**TEXTAUSZUG:**
----------------

Beschluss vom 15.11.2006


Der 2. Senat für Bußgeldsachen des Oberlandesgerichts Bamberg erlässt in dem Bußgeldverfahren wegen Verkehrsordnungswidrigkeit am 15. November 2006 folgenden

B e s c h l u s s :

I. Auf die Rechtsbeschwerde des Betroffenen wird das Urteil des Amtsgerichts Bayreuth – Zweigstelle Pegnitz – vom 23. Januar 2006 mit den Feststellungen aufgehoben.

II. Die Sache wird zu neuer Verhandlung und Entscheidung an das Amtsgerichts Bayreuth – Zweigstelle Pegnitz – zurückverwiesen.

G r ü n d e :

I.
Das Amtsgericht verurteilte den Betroffenen am 23.01.2006 wegen einer „Verkehrsordnungswidrigkeit des Führens eines Fahrzeugs, obwohl die Besetzung nicht vorschriftsmäßig war, wodurch die Verkehrssicherheit wesentlich litt“, zu einer Geldbuße in Höhe von 50,00 EUR.

Zum Sachverhalt enthält das Urteil folgende Feststellungen:

„Der Betroffene befuhr am 20.09.2005 um 17.35 Uhr mit einem Lkw mit Anhänger die Bundesautobahn A9 im Bereich von P. in nördlicher Fahrtrichtung. Zum Zeitpunkt der Fahrt hatte der Betroffene kein Schuhwerk angezogen. Er fuhr mit Socken.“

Zur rechtlichen Würdigung wird wie folgt ausgeführt:

„Durch sein Verhalten hat der Betroffene eine vorsätzliche Ordnungswidrigkeit nach §§ 23 Abs. 1, 49 StVZO i.V.m. § 24 StVG begangen. Zum sicheren Führen eines Fahrzeugs, insbesondere eines Lkw´s mit Anhänger, gehört der Umstand, dass ein Betroffener jederzeit mit den vorhandenen Pedalen entsprechend reagieren kann, ohne dass die Gefahr des Abrutschens besteht. Dies ist nur gewährleistet bei festem Schuhwerk. Beim bloßen Tragen von Socken, insbesondere dann, wenn ein Betroffener noch an den Folgen einer Verletzung leidet, ist nicht geeignet, eine sichere Bedienung der Pedale zu gewährleisten, vgl. auch § 44 Abs. 2 UVV ‚Fahrzeuge’“.

----------------

**KURZE ÜBUNG A:**
Beantworten Sie anhand des Beschlusses diese Fragen:
(i) Welches Gericht hatte das aufgehobene Urteil erlassen?
(ii) Wie hoch war die Geldbuße, die gegen den Betroffenen verhängt wurde?
(iii) Was trug der Betroffene nach den Feststellungen während der Fahrt an den Füßen?
**KURZE ÜBUNG B:** Schreiben Sie den Beschluss zur Fahrt in Socken im Stil einer gerichtlichen Begründung weiter, beginnend nach dem zuletzt zitierten Satz.

Anmerkungen zu Layoutelementen:
----------------

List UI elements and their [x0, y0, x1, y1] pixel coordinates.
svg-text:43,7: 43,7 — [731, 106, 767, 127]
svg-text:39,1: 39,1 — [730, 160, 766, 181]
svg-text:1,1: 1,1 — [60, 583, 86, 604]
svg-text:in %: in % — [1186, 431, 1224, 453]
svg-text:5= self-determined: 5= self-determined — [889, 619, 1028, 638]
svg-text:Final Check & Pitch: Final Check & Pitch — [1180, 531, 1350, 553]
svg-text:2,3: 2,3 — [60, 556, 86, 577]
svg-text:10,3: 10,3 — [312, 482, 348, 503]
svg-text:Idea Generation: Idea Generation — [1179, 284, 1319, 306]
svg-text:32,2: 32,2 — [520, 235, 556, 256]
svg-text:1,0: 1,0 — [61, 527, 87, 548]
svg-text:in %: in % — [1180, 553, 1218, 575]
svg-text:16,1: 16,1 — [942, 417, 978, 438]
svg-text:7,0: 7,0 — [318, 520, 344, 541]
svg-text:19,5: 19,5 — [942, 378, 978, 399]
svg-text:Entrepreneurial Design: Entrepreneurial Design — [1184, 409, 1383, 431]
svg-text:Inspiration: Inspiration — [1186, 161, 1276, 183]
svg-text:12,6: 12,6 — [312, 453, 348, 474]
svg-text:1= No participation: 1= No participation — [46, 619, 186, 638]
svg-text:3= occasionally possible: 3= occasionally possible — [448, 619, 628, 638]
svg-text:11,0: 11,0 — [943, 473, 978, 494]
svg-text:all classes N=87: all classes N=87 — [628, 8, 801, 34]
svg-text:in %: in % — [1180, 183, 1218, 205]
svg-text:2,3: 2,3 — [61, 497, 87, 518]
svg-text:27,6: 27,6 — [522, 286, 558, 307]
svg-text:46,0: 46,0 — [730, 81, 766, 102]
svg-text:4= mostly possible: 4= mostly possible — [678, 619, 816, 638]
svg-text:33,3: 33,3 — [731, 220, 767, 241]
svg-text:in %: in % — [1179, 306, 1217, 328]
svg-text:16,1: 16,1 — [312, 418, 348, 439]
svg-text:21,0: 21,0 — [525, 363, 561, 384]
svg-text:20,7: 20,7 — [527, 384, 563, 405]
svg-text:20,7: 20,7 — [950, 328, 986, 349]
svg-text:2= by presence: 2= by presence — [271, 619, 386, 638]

----------------

**LÖSUNG A:**
(i) Das Amtsgericht Bayreuth – Zweigstelle Pegnitz.
(ii) 50,00 EUR.
(iii) Socken; er hatte kein Schuhwerk angezogen.

**LÖSUNG B:**
Mit seiner gegen dieses Urteil gerichteten Rechtsbeschwerde, deren Zulassung er beantragt, rügt der Betroffene die Verletzung materiellen Rechts.

II.

Die mit Beschluss des Einzelrichters vom 15.11.2006 gem. § 80 Abs. 1 Nr. 1, Abs. 2 Nr.1 OWiG zur Fortbildung des Rechts zugelassene Rechtsbeschwerde ist begründet. Die vom Amtsgericht getroffenen Feststellungen tragen die Verurteilung des Betroffenen nicht. Das bloße Fahren ohne geeignetes Schuhwerk ist – jedenfalls bei einer nicht dem Anwendungsbereich des § 209 SGB VII unterfallenden Fahrt – weder nach § 23 Abs. 1 Satz 2 StVO (das Amtsgericht führt fälschlicherweise §§ 23, 49 StVZO an) noch nach anderweitigen Vorschriften des Straßenverkehrsrechts mit Bußgeld sanktioniert.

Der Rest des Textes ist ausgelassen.